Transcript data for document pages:
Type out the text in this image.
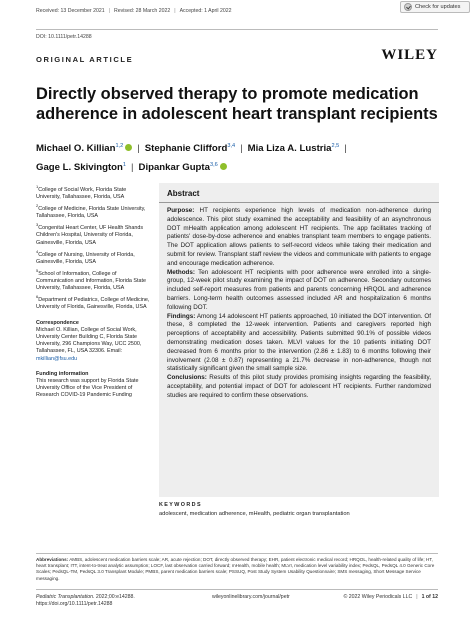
Received: 13 December 2021 | Revised: 28 March 2022 | Accepted: 1 April 2022
Check for updates
DOI: 10.1111/petr.14288
ORIGINAL ARTICLE	WILEY
Directly observed therapy to promote medication adherence in adolescent heart transplant recipients
Michael O. Killian$^{1,2}$ | Stephanie Clifford$^{3,4}$ | Mia Liza A. Lustria$^{2,5}$ |
Gage L. Skivington$^1$ | Dipankar Gupta$^{3,6}$
$^1$College of Social Work, Florida State University, Tallahassee, Florida, USA
$^2$College of Medicine, Florida State University, Tallahassee, Florida, USA
$^3$Congenital Heart Center, UF Health Shands Children's Hospital, University of Florida, Gainesville, Florida, USA
$^4$College of Nursing, University of Florida, Gainesville, Florida, USA
$^5$School of Information, College of Communication and Information, Florida State University, Tallahassee, Florida, USA
$^6$Department of Pediatrics, College of Medicine, University of Florida, Gainesville, Florida, USA
Correspondence
Michael O. Killian, College of Social Work, University Center Building C, Florida State University, 296 Champions Way, UCC 2500, Tallahassee, FL, USA 32306. Email: mkillian@fsu.edu
Funding information
This research was support by Florida State University Office of the Vice President of Research COVID-19 Pandemic Funding
Abstract

Purpose: HT recipients experience high levels of medication non-adherence during adolescence. This pilot study examined the acceptability and feasibility of an asynchronous DOT mHealth application among adolescent HT recipients. The app facilitates tracking of patients' dose-by-dose adherence and enables transplant team members to engage patients. The DOT application allows patients to self-record videos while taking their medication and submit for review. Transplant staff review the videos and communicate with patients to engage and encourage medication adherence.

Methods: Ten adolescent HT recipients with poor adherence were enrolled into a single-group, 12-week pilot study examining the impact of DOT on adherence. Secondary outcomes included self-report measures from patients and parents concerning HRQOL and adherence barriers. Long-term health outcomes assessed included AR and hospitalization 6 months following DOT.

Findings: Among 14 adolescent HT patients approached, 10 initiated the DOT intervention. Of these, 8 completed the 12-week intervention. Patients and caregivers reported high perceptions of acceptability and accessibility. Patients submitted 90.1% of possible videos demonstrating medication doses taken. MLVI values for the 10 patients initiating DOT decreased from 6 months prior to the intervention (2.86 ± 1.83) to 6 months following their involvement (2.08 ± 0.87) representing a 21.7% decrease in non-adherence, though not statistically significant given the small sample size.

Conclusions: Results of this pilot study provides promising insights regarding the feasibility, acceptability, and potential impact of DOT for adolescent HT recipients. Further randomized studies are required to confirm these observations.

KEYWORDS
adolescent, medication adherence, mHealth, pediatric organ transplantation
Abbreviations: AMBS, adolescent medication barriers scale; AR, acute rejection; DOT, directly observed therapy; EHR, patient electronic medical record; HRQOL, health-related quality of life; HT, heart transplant; ITT, intent-to-treat analytic assumption; LOCF, last observation carried forward; mHealth, mobile health; MLVI, medication level variability index; PedsQL, PedsQL 4.0 Generic Core Scales; PedsQL-TM, PedsQL 3.0 Transplant Module; PMBS, parent medication barriers scale; PSSUQ, Post Study System Usability Questionnaire; SMS messaging, Short Message Service messaging.
Pediatric Transplantation. 2022;00:e14288.
https://doi.org/10.1111/petr.14288
wileyonlinelibrary.com/journal/petr	© 2022 Wiley Periodicals LLC | 1 of 12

▶ [Assignment]:
Please write out all the data word for word, but keep every picture out.

▶ [Exercise output]:
Type out the text in this image.
Received: 13 December 2021 | Revised: 28 March 2022 | Accepted: 1 April 2022
Check for updates
DOI: 10.1111/petr.14288
ORIGINAL ARTICLE	WILEY
Directly observed therapy to promote medication adherence in adolescent heart transplant recipients
Michael O. Killian$^{1,2}$ | Stephanie Clifford$^{3,4}$ | Mia Liza A. Lustria$^{2,5}$ |
Gage L. Skivington$^1$ | Dipankar Gupta$^{3,6}$
$^1$College of Social Work, Florida State University, Tallahassee, Florida, USA
$^2$College of Medicine, Florida State University, Tallahassee, Florida, USA
$^3$Congenital Heart Center, UF Health Shands Children's Hospital, University of Florida, Gainesville, Florida, USA
$^4$College of Nursing, University of Florida, Gainesville, Florida, USA
$^5$School of Information, College of Communication and Information, Florida State University, Tallahassee, Florida, USA
$^6$Department of Pediatrics, College of Medicine, University of Florida, Gainesville, Florida, USA
Correspondence
Michael O. Killian, College of Social Work, University Center Building C, Florida State University, 296 Champions Way, UCC 2500, Tallahassee, FL, USA 32306. Email: mkillian@fsu.edu
Funding information
This research was support by Florida State University Office of the Vice President of Research COVID-19 Pandemic Funding
Abstract

Purpose: HT recipients experience high levels of medication non-adherence during adolescence. This pilot study examined the acceptability and feasibility of an asynchronous DOT mHealth application among adolescent HT recipients. The app facilitates tracking of patients' dose-by-dose adherence and enables transplant team members to engage patients. The DOT application allows patients to self-record videos while taking their medication and submit for review. Transplant staff review the videos and communicate with patients to engage and encourage medication adherence.

Methods: Ten adolescent HT recipients with poor adherence were enrolled into a single-group, 12-week pilot study examining the impact of DOT on adherence. Secondary outcomes included self-report measures from patients and parents concerning HRQOL and adherence barriers. Long-term health outcomes assessed included AR and hospitalization 6 months following DOT.

Findings: Among 14 adolescent HT patients approached, 10 initiated the DOT intervention. Of these, 8 completed the 12-week intervention. Patients and caregivers reported high perceptions of acceptability and accessibility. Patients submitted 90.1% of possible videos demonstrating medication doses taken. MLVI values for the 10 patients initiating DOT decreased from 6 months prior to the intervention (2.86 ± 1.83) to 6 months following their involvement (2.08 ± 0.87) representing a 21.7% decrease in non-adherence, though not statistically significant given the small sample size.

Conclusions: Results of this pilot study provides promising insights regarding the feasibility, acceptability, and potential impact of DOT for adolescent HT recipients. Further randomized studies are required to confirm these observations.

KEYWORDS
adolescent, medication adherence, mHealth, pediatric organ transplantation
Abbreviations: AMBS, adolescent medication barriers scale; AR, acute rejection; DOT, directly observed therapy; EHR, patient electronic medical record; HRQOL, health-related quality of life; HT, heart transplant; ITT, intent-to-treat analytic assumption; LOCF, last observation carried forward; mHealth, mobile health; MLVI, medication level variability index; PedsQL, PedsQL 4.0 Generic Core Scales; PedsQL-TM, PedsQL 3.0 Transplant Module; PMBS, parent medication barriers scale; PSSUQ, Post Study System Usability Questionnaire; SMS messaging, Short Message Service messaging.
Pediatric Transplantation. 2022;00:e14288.
https://doi.org/10.1111/petr.14288
wileyonlinelibrary.com/journal/petr	© 2022 Wiley Periodicals LLC | 1 of 12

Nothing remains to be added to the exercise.